PROVIDED MATERIAL:

--

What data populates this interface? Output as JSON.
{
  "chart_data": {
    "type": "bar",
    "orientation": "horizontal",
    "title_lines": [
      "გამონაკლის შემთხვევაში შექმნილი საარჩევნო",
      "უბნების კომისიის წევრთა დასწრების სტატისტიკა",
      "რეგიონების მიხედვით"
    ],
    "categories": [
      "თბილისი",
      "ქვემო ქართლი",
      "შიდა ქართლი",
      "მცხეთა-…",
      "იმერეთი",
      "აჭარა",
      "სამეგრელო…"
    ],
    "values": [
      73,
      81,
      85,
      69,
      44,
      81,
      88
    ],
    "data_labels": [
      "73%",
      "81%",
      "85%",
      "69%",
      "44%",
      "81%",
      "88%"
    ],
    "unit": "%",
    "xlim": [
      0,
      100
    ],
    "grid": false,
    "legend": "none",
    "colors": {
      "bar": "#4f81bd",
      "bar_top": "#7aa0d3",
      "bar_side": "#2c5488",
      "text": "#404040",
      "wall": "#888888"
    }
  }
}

--

All the data must be duplicated exactly, with nothing added or removed.

TASK RESPONSE:
What data populates this interface? Output as JSON.
{
  "chart_data": {
    "type": "bar",
    "orientation": "horizontal",
    "title_lines": [
      "გამონაკლის შემთხვევაში შექმნილი საარჩევნო",
      "უბნების კომისიის წევრთა დასწრების სტატისტიკა",
      "რეგიონების მიხედვით"
    ],
    "categories": [
      "თბილისი",
      "ქვემო ქართლი",
      "შიდა ქართლი",
      "მცხეთა-…",
      "იმერეთი",
      "აჭარა",
      "სამეგრელო…"
    ],
    "values": [
      73,
      81,
      85,
      69,
      44,
      81,
      88
    ],
    "data_labels": [
      "73%",
      "81%",
      "85%",
      "69%",
      "44%",
      "81%",
      "88%"
    ],
    "unit": "%",
    "xlim": [
      0,
      100
    ],
    "grid": false,
    "legend": "none",
    "colors": {
      "bar": "#4f81bd",
      "bar_top": "#7aa0d3",
      "bar_side": "#2c5488",
      "text": "#404040",
      "wall": "#888888"
    }
  }
}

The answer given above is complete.